═════ Raw data ═════

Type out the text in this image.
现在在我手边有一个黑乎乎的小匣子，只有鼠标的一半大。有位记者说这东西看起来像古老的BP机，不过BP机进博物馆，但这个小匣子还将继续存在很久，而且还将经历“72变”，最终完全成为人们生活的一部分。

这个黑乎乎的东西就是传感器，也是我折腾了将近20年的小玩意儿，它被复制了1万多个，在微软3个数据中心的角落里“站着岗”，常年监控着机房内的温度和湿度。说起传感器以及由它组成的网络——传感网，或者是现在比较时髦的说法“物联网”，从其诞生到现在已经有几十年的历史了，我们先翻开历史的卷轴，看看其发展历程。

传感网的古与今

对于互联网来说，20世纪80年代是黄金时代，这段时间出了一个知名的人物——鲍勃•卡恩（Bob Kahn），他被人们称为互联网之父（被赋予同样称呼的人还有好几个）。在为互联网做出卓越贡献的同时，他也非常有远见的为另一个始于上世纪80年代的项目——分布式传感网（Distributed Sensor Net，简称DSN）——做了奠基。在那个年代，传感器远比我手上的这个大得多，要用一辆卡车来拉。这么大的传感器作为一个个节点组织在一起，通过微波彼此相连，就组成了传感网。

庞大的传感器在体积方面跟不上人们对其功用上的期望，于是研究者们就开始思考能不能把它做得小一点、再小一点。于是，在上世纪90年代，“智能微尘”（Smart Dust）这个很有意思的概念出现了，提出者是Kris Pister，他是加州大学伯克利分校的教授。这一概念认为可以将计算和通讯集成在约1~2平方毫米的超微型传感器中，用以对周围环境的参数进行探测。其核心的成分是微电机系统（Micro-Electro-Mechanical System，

═════

Write every record out again, unaltered.

Type out the text in this image.
现在在我手边有一个黑乎乎的小匣子，只有鼠标的一半大。有位记者说这东西看起来像古老的BP机，不过BP机进博物馆，但这个小匣子还将继续存在很久，而且还将经历“72变”，最终完全成为人们生活的一部分。

这个黑乎乎的东西就是传感器，也是我折腾了将近20年的小玩意儿，它被复制了1万多个，在微软3个数据中心的角落里“站着岗”，常年监控着机房内的温度和湿度。说起传感器以及由它组成的网络——传感网，或者是现在比较时髦的说法“物联网”，从其诞生到现在已经有几十年的历史了，我们先翻开历史的卷轴，看看其发展历程。

传感网的古与今

对于互联网来说，20世纪80年代是黄金时代，这段时间出了一个知名的人物——鲍勃•卡恩（Bob Kahn），他被人们称为互联网之父（被赋予同样称呼的人还有好几个）。在为互联网做出卓越贡献的同时，他也非常有远见的为另一个始于上世纪80年代的项目——分布式传感网（Distributed Sensor Net，简称DSN）——做了奠基。在那个年代，传感器远比我手上的这个大得多，要用一辆卡车来拉。这么大的传感器作为一个个节点组织在一起，通过微波彼此相连，就组成了传感网。

庞大的传感器在体积方面跟不上人们对其功用上的期望，于是研究者们就开始思考能不能把它做得小一点、再小一点。于是，在上世纪90年代，“智能微尘”（Smart Dust）这个很有意思的概念出现了，提出者是Kris Pister，他是加州大学伯克利分校的教授。这一概念认为可以将计算和通讯集成在约1~2平方毫米的超微型传感器中，用以对周围环境的参数进行探测。其核心的成分是微电机系统（Micro-Electro-Mechanical System，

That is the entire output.